## Written exercise
Sift the listing for lines that hold the string "OBSERVATION" and pull them out.

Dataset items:

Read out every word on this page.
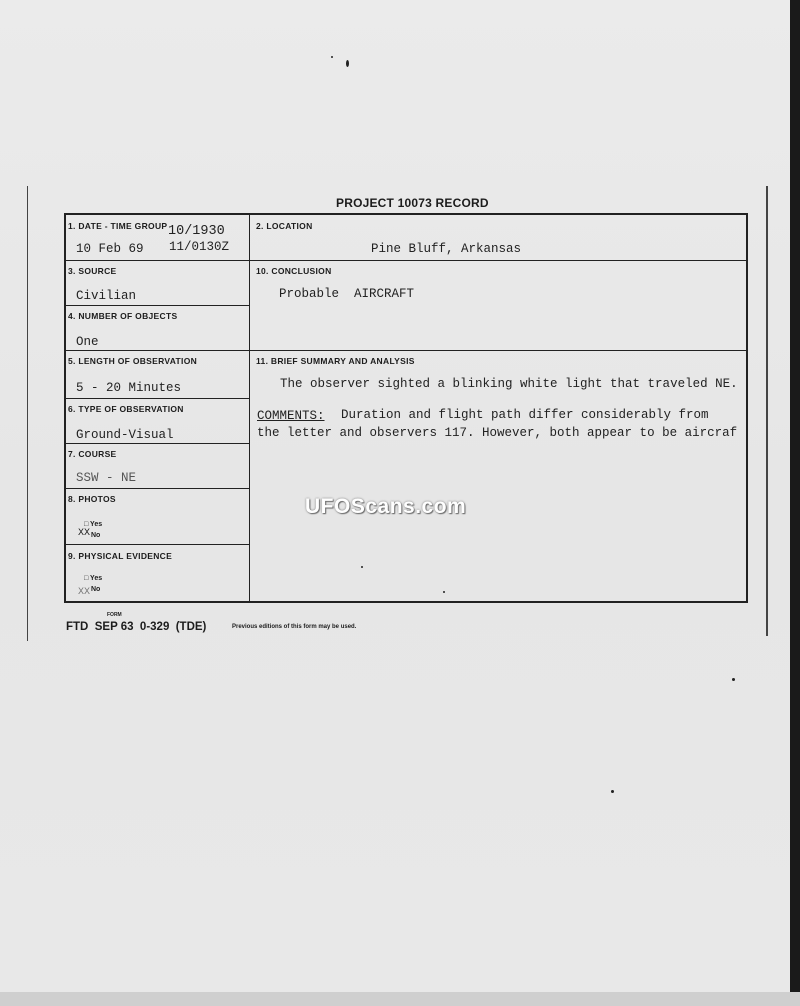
PROJECT 10073 RECORD
1. DATE - TIME GROUP 10/1930
10 Feb 69 11/0130Z
2. LOCATION
Pine Bluff, Arkansas
3. SOURCE
Civilian
10. CONCLUSION
Probable  AIRCRAFT
4. NUMBER OF OBJECTS
One
5. LENGTH OF OBSERVATION
5 - 20 Minutes
11. BRIEF SUMMARY AND ANALYSIS
The observer sighted a blinking white light that traveled NE.
COMMENTS: Duration and flight path differ considerably from
the letter and observers 117. However, both appear to be aircraf
6. TYPE OF OBSERVATION
Ground-Visual
7. COURSE
SSW - NE
8. PHOTOS
□ Yes
XX No
9. PHYSICAL EVIDENCE
□ Yes
XX No
UFOScans.com
FORM
FTD  SEP 63  0-329  (TDE)	Previous editions of this form may be used.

## Reply to the exercise
5. LENGTH OF OBSERVATION
6. TYPE OF OBSERVATION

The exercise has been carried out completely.